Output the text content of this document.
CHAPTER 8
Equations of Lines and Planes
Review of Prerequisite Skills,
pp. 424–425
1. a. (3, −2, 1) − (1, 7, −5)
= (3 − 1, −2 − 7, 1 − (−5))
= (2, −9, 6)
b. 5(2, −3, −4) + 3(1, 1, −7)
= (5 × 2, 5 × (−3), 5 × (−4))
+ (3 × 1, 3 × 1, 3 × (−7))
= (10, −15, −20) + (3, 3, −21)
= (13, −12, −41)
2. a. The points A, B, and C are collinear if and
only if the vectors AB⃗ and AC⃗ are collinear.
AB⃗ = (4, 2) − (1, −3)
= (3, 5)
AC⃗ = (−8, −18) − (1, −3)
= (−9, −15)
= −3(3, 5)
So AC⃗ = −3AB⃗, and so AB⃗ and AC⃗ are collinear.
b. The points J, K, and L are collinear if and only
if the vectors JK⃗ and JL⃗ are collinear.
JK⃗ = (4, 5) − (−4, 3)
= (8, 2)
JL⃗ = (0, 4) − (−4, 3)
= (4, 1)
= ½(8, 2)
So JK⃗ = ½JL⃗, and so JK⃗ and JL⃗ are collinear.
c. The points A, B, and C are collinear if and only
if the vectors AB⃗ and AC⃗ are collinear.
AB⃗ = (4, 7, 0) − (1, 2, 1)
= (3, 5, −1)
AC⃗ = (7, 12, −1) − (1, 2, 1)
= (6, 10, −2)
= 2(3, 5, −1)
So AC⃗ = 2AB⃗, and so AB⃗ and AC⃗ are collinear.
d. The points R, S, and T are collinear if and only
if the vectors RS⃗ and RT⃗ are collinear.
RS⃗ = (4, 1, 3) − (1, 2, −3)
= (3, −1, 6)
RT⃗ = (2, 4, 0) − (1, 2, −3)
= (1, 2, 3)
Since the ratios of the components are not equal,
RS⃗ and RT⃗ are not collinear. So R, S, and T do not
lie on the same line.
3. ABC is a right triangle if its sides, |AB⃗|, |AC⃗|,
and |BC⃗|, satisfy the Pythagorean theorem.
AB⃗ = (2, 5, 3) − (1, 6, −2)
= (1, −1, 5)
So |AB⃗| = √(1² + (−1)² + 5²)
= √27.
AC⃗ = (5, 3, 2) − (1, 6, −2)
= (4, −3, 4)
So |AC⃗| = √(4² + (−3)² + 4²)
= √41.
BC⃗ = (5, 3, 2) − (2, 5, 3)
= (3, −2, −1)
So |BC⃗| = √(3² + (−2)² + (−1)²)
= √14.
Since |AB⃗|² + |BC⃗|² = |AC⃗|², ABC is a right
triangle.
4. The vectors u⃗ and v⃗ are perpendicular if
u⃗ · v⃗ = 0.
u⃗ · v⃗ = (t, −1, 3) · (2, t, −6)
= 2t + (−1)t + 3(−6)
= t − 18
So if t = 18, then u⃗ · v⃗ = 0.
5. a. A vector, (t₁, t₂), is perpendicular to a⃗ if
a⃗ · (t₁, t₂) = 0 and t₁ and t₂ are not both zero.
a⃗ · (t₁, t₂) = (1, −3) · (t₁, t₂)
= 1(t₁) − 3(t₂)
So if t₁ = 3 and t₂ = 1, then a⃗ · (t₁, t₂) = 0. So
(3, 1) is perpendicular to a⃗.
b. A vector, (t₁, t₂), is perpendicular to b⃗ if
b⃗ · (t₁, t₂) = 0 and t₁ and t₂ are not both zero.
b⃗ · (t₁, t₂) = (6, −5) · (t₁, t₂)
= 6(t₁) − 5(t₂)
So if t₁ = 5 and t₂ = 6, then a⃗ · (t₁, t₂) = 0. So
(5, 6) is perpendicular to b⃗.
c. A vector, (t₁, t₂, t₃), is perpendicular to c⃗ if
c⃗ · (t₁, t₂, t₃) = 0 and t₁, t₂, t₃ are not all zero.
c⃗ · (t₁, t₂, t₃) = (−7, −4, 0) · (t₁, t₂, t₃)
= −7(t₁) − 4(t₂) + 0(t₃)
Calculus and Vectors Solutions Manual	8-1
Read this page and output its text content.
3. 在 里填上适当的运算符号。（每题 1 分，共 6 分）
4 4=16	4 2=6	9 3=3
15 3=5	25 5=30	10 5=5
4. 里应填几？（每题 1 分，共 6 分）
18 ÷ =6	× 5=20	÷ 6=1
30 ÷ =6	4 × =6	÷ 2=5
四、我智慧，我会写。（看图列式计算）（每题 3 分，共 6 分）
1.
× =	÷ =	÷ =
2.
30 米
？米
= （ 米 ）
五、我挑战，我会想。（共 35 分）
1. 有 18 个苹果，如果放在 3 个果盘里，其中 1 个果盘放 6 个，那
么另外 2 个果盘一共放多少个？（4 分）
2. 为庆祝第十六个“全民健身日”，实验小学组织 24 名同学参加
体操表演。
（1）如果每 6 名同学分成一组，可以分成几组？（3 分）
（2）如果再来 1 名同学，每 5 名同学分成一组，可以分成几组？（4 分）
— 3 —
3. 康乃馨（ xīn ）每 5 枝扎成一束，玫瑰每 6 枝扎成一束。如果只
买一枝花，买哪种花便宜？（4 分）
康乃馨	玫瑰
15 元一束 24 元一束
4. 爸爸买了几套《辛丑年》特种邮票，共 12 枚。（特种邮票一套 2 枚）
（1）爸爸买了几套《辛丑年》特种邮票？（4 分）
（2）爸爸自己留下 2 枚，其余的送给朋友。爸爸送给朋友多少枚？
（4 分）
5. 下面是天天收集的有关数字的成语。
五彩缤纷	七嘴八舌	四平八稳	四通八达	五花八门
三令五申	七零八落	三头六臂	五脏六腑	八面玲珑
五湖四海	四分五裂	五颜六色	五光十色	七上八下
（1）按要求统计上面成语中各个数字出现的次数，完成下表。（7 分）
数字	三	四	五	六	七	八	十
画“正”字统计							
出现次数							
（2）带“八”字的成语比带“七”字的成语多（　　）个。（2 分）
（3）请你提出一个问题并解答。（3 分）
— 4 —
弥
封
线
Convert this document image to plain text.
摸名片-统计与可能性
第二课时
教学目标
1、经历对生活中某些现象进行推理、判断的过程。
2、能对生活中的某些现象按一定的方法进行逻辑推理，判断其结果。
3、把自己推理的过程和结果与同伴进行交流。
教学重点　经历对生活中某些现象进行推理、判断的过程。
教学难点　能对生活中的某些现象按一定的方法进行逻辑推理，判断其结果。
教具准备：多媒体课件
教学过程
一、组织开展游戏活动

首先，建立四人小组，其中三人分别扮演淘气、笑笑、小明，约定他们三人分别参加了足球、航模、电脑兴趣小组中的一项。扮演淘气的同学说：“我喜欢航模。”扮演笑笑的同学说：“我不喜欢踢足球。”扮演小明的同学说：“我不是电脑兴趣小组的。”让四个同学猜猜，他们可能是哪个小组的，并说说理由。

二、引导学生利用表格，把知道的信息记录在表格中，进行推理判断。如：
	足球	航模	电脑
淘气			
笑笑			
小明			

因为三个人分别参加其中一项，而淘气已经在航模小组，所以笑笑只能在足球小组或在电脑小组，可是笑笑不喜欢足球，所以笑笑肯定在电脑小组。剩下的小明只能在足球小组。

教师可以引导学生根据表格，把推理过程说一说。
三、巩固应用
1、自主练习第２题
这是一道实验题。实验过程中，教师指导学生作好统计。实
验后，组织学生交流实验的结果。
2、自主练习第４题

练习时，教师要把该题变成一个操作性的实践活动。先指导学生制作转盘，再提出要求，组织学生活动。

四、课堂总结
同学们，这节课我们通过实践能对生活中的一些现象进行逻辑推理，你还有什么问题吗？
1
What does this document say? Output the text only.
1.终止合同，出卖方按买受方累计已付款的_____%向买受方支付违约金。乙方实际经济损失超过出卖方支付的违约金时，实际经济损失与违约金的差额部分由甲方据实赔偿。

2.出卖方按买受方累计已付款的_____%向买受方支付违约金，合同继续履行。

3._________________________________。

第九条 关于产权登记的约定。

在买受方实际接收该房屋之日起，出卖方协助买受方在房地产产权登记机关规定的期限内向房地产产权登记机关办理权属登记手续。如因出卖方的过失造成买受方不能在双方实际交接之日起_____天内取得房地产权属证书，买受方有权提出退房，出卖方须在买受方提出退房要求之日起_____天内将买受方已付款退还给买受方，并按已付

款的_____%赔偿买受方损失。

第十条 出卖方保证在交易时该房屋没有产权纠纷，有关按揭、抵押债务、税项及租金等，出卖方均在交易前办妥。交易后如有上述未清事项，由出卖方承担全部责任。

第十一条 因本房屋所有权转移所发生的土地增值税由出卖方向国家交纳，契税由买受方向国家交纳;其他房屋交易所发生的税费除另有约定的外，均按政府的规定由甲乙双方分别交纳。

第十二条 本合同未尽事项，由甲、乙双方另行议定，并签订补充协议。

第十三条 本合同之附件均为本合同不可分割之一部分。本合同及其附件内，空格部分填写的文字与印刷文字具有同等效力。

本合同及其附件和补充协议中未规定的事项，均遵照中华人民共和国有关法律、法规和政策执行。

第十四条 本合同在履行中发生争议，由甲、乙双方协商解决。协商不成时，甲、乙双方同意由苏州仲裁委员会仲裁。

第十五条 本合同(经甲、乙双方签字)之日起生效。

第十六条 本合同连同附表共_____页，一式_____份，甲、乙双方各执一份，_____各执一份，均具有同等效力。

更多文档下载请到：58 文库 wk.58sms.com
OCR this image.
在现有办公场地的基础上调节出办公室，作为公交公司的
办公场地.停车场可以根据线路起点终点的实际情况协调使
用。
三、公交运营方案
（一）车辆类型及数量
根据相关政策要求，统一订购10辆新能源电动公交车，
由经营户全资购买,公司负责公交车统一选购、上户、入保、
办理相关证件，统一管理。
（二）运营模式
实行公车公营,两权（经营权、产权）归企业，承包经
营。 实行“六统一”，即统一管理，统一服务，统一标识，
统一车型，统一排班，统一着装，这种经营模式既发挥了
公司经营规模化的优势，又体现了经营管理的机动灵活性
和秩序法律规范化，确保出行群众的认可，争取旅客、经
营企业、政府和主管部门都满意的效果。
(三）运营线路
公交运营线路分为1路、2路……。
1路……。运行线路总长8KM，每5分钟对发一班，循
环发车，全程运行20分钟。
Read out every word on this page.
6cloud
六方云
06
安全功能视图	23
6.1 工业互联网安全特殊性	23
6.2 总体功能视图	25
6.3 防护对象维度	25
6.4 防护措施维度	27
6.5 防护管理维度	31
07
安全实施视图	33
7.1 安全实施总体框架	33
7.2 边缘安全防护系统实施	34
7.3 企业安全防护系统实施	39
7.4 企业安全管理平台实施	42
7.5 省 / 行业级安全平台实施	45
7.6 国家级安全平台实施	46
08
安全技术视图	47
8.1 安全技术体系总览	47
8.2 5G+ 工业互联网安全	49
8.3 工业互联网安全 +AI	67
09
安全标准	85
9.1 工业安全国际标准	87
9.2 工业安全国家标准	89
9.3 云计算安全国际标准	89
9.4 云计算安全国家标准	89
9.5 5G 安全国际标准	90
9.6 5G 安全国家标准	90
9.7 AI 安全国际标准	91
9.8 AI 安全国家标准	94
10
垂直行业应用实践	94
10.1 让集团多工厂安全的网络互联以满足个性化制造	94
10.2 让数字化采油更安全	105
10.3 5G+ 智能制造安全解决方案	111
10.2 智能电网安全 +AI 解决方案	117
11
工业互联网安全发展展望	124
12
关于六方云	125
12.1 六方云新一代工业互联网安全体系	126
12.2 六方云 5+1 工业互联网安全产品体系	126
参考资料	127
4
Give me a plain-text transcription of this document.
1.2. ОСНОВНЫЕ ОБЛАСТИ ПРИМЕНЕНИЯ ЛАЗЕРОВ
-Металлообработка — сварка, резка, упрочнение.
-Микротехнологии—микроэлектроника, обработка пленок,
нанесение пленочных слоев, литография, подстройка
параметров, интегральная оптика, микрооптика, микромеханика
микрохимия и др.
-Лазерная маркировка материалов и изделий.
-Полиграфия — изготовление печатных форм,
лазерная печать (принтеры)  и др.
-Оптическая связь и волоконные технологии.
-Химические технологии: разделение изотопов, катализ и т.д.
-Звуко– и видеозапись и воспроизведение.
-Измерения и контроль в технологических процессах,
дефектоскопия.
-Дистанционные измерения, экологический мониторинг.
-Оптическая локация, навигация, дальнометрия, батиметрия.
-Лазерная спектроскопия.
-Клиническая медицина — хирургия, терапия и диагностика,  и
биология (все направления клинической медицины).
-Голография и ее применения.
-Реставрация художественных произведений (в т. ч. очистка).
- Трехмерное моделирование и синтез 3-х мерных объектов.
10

· · · ·

• [SET PROBLEM]: In the records above, locate every line with the string "then" and copy it.

• [RESPONSE FOR THIS EXERCISE]:
So if t = 18, then u⃗ · v⃗ = 0.
So if t₁ = 3 and t₂ = 1, then a⃗ · (t₁, t₂) = 0. So
So if t₁ = 5 and t₂ = 6, then a⃗ · (t₁, t₂) = 0. So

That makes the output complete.